▶ [Requirements]: Reproduce all entries precisely, down to the last character.

▶ [Recorded information]:
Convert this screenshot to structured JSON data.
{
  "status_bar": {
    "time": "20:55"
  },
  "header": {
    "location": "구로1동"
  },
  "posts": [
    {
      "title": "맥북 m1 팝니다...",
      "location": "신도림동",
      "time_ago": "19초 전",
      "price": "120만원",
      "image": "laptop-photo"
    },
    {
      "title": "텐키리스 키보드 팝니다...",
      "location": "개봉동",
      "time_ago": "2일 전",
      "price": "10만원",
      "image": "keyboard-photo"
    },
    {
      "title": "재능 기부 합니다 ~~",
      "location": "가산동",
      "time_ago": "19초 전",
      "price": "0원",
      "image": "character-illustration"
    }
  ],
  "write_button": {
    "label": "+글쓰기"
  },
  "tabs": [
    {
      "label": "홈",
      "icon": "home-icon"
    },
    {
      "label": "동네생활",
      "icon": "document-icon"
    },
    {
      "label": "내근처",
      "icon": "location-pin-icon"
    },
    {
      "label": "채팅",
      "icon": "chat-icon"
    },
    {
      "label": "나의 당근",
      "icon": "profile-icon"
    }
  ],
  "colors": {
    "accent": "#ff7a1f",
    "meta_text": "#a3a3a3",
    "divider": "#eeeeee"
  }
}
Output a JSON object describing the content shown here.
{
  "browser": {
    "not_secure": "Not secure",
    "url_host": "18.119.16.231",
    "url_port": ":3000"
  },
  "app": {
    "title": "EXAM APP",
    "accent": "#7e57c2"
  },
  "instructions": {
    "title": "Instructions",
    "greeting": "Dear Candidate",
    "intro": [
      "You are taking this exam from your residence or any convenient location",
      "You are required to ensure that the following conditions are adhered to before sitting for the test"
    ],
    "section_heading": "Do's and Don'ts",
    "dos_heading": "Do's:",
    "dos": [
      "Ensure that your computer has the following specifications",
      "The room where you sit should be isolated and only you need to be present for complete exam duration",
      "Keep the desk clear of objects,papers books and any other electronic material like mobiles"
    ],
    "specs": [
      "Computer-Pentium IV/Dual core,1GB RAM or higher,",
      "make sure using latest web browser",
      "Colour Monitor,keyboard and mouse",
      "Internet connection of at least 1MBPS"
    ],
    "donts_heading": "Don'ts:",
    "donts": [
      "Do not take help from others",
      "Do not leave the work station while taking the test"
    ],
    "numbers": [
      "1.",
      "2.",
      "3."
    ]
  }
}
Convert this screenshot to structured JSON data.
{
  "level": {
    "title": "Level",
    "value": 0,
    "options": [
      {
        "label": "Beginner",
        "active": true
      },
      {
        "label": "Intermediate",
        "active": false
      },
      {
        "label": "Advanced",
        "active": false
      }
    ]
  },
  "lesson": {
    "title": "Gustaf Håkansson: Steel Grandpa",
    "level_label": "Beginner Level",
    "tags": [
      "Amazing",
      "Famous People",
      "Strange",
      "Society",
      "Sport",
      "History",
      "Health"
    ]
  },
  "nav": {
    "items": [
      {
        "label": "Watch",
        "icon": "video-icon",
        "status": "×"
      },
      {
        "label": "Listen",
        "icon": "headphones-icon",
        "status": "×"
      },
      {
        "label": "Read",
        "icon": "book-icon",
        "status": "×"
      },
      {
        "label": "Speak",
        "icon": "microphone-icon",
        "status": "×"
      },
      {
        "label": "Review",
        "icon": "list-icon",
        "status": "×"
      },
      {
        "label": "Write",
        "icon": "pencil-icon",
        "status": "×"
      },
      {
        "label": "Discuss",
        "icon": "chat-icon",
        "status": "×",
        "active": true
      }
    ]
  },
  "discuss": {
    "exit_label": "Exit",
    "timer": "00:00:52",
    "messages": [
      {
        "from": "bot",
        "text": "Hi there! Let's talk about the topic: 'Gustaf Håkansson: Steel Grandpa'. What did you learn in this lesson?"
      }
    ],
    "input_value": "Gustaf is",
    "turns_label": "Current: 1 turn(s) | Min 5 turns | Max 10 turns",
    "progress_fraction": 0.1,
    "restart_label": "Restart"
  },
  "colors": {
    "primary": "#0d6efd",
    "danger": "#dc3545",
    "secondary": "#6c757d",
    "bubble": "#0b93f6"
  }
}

▶ [Exercise solution]:
Convert this screenshot to structured JSON data.
{
  "status_bar": {
    "time": "20:55"
  },
  "header": {
    "location": "구로1동"
  },
  "posts": [
    {
      "title": "맥북 m1 팝니다...",
      "location": "신도림동",
      "time_ago": "19초 전",
      "price": "120만원",
      "image": "laptop-photo"
    },
    {
      "title": "텐키리스 키보드 팝니다...",
      "location": "개봉동",
      "time_ago": "2일 전",
      "price": "10만원",
      "image": "keyboard-photo"
    },
    {
      "title": "재능 기부 합니다 ~~",
      "location": "가산동",
      "time_ago": "19초 전",
      "price": "0원",
      "image": "character-illustration"
    }
  ],
  "write_button": {
    "label": "+글쓰기"
  },
  "tabs": [
    {
      "label": "홈",
      "icon": "home-icon"
    },
    {
      "label": "동네생활",
      "icon": "document-icon"
    },
    {
      "label": "내근처",
      "icon": "location-pin-icon"
    },
    {
      "label": "채팅",
      "icon": "chat-icon"
    },
    {
      "label": "나의 당근",
      "icon": "profile-icon"
    }
  ],
  "colors": {
    "accent": "#ff7a1f",
    "meta_text": "#a3a3a3",
    "divider": "#eeeeee"
  }
}
Output a JSON object describing the content shown here.
{
  "browser": {
    "not_secure": "Not secure",
    "url_host": "18.119.16.231",
    "url_port": ":3000"
  },
  "app": {
    "title": "EXAM APP",
    "accent": "#7e57c2"
  },
  "instructions": {
    "title": "Instructions",
    "greeting": "Dear Candidate",
    "intro": [
      "You are taking this exam from your residence or any convenient location",
      "You are required to ensure that the following conditions are adhered to before sitting for the test"
    ],
    "section_heading": "Do's and Don'ts",
    "dos_heading": "Do's:",
    "dos": [
      "Ensure that your computer has the following specifications",
      "The room where you sit should be isolated and only you need to be present for complete exam duration",
      "Keep the desk clear of objects,papers books and any other electronic material like mobiles"
    ],
    "specs": [
      "Computer-Pentium IV/Dual core,1GB RAM or higher,",
      "make sure using latest web browser",
      "Colour Monitor,keyboard and mouse",
      "Internet connection of at least 1MBPS"
    ],
    "donts_heading": "Don'ts:",
    "donts": [
      "Do not take help from others",
      "Do not leave the work station while taking the test"
    ],
    "numbers": [
      "1.",
      "2.",
      "3."
    ]
  }
}
Convert this screenshot to structured JSON data.
{
  "level": {
    "title": "Level",
    "value": 0,
    "options": [
      {
        "label": "Beginner",
        "active": true
      },
      {
        "label": "Intermediate",
        "active": false
      },
      {
        "label": "Advanced",
        "active": false
      }
    ]
  },
  "lesson": {
    "title": "Gustaf Håkansson: Steel Grandpa",
    "level_label": "Beginner Level",
    "tags": [
      "Amazing",
      "Famous People",
      "Strange",
      "Society",
      "Sport",
      "History",
      "Health"
    ]
  },
  "nav": {
    "items": [
      {
        "label": "Watch",
        "icon": "video-icon",
        "status": "×"
      },
      {
        "label": "Listen",
        "icon": "headphones-icon",
        "status": "×"
      },
      {
        "label": "Read",
        "icon": "book-icon",
        "status": "×"
      },
      {
        "label": "Speak",
        "icon": "microphone-icon",
        "status": "×"
      },
      {
        "label": "Review",
        "icon": "list-icon",
        "status": "×"
      },
      {
        "label": "Write",
        "icon": "pencil-icon",
        "status": "×"
      },
      {
        "label": "Discuss",
        "icon": "chat-icon",
        "status": "×",
        "active": true
      }
    ]
  },
  "discuss": {
    "exit_label": "Exit",
    "timer": "00:00:52",
    "messages": [
      {
        "from": "bot",
        "text": "Hi there! Let's talk about the topic: 'Gustaf Håkansson: Steel Grandpa'. What did you learn in this lesson?"
      }
    ],
    "input_value": "Gustaf is",
    "turns_label": "Current: 1 turn(s) | Min 5 turns | Max 10 turns",
    "progress_fraction": 0.1,
    "restart_label": "Restart"
  },
  "colors": {
    "primary": "#0d6efd",
    "danger": "#dc3545",
    "secondary": "#6c757d",
    "bubble": "#0b93f6"
  }
}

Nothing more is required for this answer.